Without the images, write out all of the following entries exactly.
▼
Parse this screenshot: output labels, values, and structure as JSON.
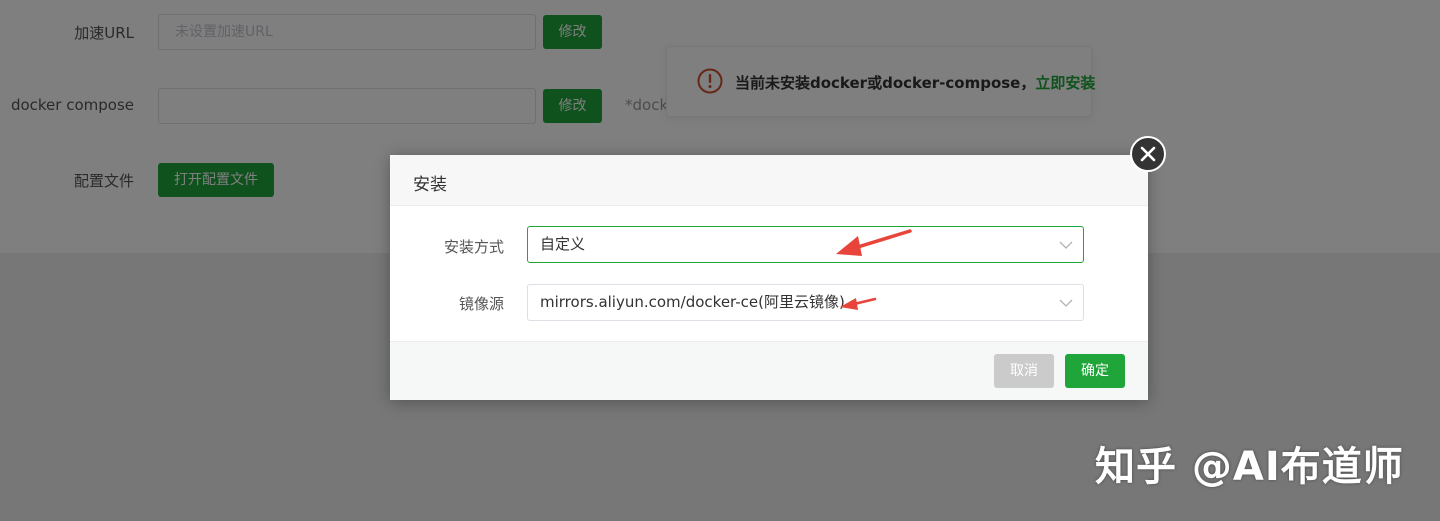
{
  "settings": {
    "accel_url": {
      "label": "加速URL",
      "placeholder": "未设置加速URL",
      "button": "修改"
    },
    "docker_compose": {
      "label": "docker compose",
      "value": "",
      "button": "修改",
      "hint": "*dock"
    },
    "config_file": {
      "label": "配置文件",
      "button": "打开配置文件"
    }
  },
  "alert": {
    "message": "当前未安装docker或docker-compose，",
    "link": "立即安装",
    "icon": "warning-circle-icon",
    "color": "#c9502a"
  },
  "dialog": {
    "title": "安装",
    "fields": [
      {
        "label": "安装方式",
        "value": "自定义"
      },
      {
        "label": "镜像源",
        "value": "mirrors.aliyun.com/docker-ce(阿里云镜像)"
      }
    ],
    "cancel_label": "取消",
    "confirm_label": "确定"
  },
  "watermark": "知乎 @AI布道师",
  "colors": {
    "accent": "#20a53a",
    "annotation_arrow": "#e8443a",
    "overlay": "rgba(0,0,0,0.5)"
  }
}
▲
• **FINAL ANSWER**
Parse this screenshot: output labels, values, and structure as JSON.
{
  "settings": {
    "accel_url": {
      "label": "加速URL",
      "placeholder": "未设置加速URL",
      "button": "修改"
    },
    "docker_compose": {
      "label": "docker compose",
      "value": "",
      "button": "修改",
      "hint": "*dock"
    },
    "config_file": {
      "label": "配置文件",
      "button": "打开配置文件"
    }
  },
  "alert": {
    "message": "当前未安装docker或docker-compose，",
    "link": "立即安装",
    "icon": "warning-circle-icon",
    "color": "#c9502a"
  },
  "dialog": {
    "title": "安装",
    "fields": [
      {
        "label": "安装方式",
        "value": "自定义"
      },
      {
        "label": "镜像源",
        "value": "mirrors.aliyun.com/docker-ce(阿里云镜像)"
      }
    ],
    "cancel_label": "取消",
    "confirm_label": "确定"
  },
  "watermark": "知乎 @AI布道师",
  "colors": {
    "accent": "#20a53a",
    "annotation_arrow": "#e8443a",
    "overlay": "rgba(0,0,0,0.5)"
  }
}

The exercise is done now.